◆ Goal of the exercise
Verbatim output of all the material below is required.

◆ Excerpted records

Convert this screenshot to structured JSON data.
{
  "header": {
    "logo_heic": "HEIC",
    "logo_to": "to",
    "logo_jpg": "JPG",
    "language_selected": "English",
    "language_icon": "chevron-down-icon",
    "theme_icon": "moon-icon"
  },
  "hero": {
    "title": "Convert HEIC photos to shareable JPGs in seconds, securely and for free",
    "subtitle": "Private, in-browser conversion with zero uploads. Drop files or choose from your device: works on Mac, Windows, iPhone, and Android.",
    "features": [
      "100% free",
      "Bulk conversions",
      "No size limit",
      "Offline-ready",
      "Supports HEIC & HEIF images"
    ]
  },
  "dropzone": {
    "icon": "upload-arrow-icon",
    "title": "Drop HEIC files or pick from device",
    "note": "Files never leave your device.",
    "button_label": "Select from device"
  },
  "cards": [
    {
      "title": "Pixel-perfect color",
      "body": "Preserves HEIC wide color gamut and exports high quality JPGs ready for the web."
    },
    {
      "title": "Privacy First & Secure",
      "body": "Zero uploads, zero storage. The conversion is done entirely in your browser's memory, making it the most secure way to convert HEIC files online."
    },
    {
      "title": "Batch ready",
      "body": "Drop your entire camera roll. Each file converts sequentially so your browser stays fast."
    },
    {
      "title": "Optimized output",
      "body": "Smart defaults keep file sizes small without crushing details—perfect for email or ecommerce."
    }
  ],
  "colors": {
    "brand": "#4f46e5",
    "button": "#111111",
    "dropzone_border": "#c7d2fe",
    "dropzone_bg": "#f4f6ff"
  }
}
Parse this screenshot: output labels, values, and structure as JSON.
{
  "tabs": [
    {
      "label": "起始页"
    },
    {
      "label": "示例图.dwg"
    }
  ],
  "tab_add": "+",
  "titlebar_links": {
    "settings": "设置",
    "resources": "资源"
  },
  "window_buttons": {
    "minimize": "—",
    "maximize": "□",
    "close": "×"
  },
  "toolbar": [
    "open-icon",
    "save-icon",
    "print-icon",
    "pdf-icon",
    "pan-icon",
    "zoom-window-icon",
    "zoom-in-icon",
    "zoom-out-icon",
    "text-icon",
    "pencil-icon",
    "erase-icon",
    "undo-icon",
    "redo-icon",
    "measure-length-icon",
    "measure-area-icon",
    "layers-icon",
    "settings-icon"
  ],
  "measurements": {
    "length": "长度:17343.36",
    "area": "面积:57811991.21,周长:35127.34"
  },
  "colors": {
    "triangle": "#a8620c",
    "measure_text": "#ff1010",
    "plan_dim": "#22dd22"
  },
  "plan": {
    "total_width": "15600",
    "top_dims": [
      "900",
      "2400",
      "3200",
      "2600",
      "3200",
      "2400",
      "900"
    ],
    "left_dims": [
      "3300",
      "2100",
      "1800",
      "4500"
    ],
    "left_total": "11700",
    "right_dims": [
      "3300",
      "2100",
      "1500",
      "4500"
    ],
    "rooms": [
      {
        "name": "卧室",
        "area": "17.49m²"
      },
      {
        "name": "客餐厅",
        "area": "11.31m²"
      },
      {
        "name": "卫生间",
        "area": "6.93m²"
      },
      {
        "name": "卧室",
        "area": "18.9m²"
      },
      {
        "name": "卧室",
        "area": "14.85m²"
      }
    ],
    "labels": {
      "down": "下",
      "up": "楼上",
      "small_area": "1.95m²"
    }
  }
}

◆ Complete response
Convert this screenshot to structured JSON data.
{
  "header": {
    "logo_heic": "HEIC",
    "logo_to": "to",
    "logo_jpg": "JPG",
    "language_selected": "English",
    "language_icon": "chevron-down-icon",
    "theme_icon": "moon-icon"
  },
  "hero": {
    "title": "Convert HEIC photos to shareable JPGs in seconds, securely and for free",
    "subtitle": "Private, in-browser conversion with zero uploads. Drop files or choose from your device: works on Mac, Windows, iPhone, and Android.",
    "features": [
      "100% free",
      "Bulk conversions",
      "No size limit",
      "Offline-ready",
      "Supports HEIC & HEIF images"
    ]
  },
  "dropzone": {
    "icon": "upload-arrow-icon",
    "title": "Drop HEIC files or pick from device",
    "note": "Files never leave your device.",
    "button_label": "Select from device"
  },
  "cards": [
    {
      "title": "Pixel-perfect color",
      "body": "Preserves HEIC wide color gamut and exports high quality JPGs ready for the web."
    },
    {
      "title": "Privacy First & Secure",
      "body": "Zero uploads, zero storage. The conversion is done entirely in your browser's memory, making it the most secure way to convert HEIC files online."
    },
    {
      "title": "Batch ready",
      "body": "Drop your entire camera roll. Each file converts sequentially so your browser stays fast."
    },
    {
      "title": "Optimized output",
      "body": "Smart defaults keep file sizes small without crushing details—perfect for email or ecommerce."
    }
  ],
  "colors": {
    "brand": "#4f46e5",
    "button": "#111111",
    "dropzone_border": "#c7d2fe",
    "dropzone_bg": "#f4f6ff"
  }
}
Parse this screenshot: output labels, values, and structure as JSON.
{
  "tabs": [
    {
      "label": "起始页"
    },
    {
      "label": "示例图.dwg"
    }
  ],
  "tab_add": "+",
  "titlebar_links": {
    "settings": "设置",
    "resources": "资源"
  },
  "window_buttons": {
    "minimize": "—",
    "maximize": "□",
    "close": "×"
  },
  "toolbar": [
    "open-icon",
    "save-icon",
    "print-icon",
    "pdf-icon",
    "pan-icon",
    "zoom-window-icon",
    "zoom-in-icon",
    "zoom-out-icon",
    "text-icon",
    "pencil-icon",
    "erase-icon",
    "undo-icon",
    "redo-icon",
    "measure-length-icon",
    "measure-area-icon",
    "layers-icon",
    "settings-icon"
  ],
  "measurements": {
    "length": "长度:17343.36",
    "area": "面积:57811991.21,周长:35127.34"
  },
  "colors": {
    "triangle": "#a8620c",
    "measure_text": "#ff1010",
    "plan_dim": "#22dd22"
  },
  "plan": {
    "total_width": "15600",
    "top_dims": [
      "900",
      "2400",
      "3200",
      "2600",
      "3200",
      "2400",
      "900"
    ],
    "left_dims": [
      "3300",
      "2100",
      "1800",
      "4500"
    ],
    "left_total": "11700",
    "right_dims": [
      "3300",
      "2100",
      "1500",
      "4500"
    ],
    "rooms": [
      {
        "name": "卧室",
        "area": "17.49m²"
      },
      {
        "name": "客餐厅",
        "area": "11.31m²"
      },
      {
        "name": "卫生间",
        "area": "6.93m²"
      },
      {
        "name": "卧室",
        "area": "18.9m²"
      },
      {
        "name": "卧室",
        "area": "14.85m²"
      }
    ],
    "labels": {
      "down": "下",
      "up": "楼上",
      "small_area": "1.95m²"
    }
  }
}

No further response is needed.